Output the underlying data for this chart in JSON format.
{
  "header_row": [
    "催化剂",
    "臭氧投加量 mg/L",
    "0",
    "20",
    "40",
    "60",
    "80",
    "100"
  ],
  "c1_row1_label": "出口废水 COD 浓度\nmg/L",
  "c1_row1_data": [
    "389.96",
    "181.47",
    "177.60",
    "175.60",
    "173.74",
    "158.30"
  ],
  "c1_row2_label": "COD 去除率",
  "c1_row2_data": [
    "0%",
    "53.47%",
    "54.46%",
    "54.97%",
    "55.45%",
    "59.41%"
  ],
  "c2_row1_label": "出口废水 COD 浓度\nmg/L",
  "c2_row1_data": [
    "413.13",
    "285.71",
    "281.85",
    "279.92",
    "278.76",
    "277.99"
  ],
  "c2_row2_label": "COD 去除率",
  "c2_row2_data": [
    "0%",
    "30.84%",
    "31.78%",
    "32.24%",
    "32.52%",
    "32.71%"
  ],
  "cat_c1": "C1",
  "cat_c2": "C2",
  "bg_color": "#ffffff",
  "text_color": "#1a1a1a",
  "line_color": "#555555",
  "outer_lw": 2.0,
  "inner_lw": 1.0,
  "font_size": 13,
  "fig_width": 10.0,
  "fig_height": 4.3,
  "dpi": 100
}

WORK INSTRUCTIONS
Write out every entry again, keeping each line exactly the same.

TASK ANSWER
Output the underlying data for this chart in JSON format.
{
  "header_row": [
    "催化剂",
    "臭氧投加量 mg/L",
    "0",
    "20",
    "40",
    "60",
    "80",
    "100"
  ],
  "c1_row1_label": "出口废水 COD 浓度\nmg/L",
  "c1_row1_data": [
    "389.96",
    "181.47",
    "177.60",
    "175.60",
    "173.74",
    "158.30"
  ],
  "c1_row2_label": "COD 去除率",
  "c1_row2_data": [
    "0%",
    "53.47%",
    "54.46%",
    "54.97%",
    "55.45%",
    "59.41%"
  ],
  "c2_row1_label": "出口废水 COD 浓度\nmg/L",
  "c2_row1_data": [
    "413.13",
    "285.71",
    "281.85",
    "279.92",
    "278.76",
    "277.99"
  ],
  "c2_row2_label": "COD 去除率",
  "c2_row2_data": [
    "0%",
    "30.84%",
    "31.78%",
    "32.24%",
    "32.52%",
    "32.71%"
  ],
  "cat_c1": "C1",
  "cat_c2": "C2",
  "bg_color": "#ffffff",
  "text_color": "#1a1a1a",
  "line_color": "#555555",
  "outer_lw": 2.0,
  "inner_lw": 1.0,
  "font_size": 13,
  "fig_width": 10.0,
  "fig_height": 4.3,
  "dpi": 100
}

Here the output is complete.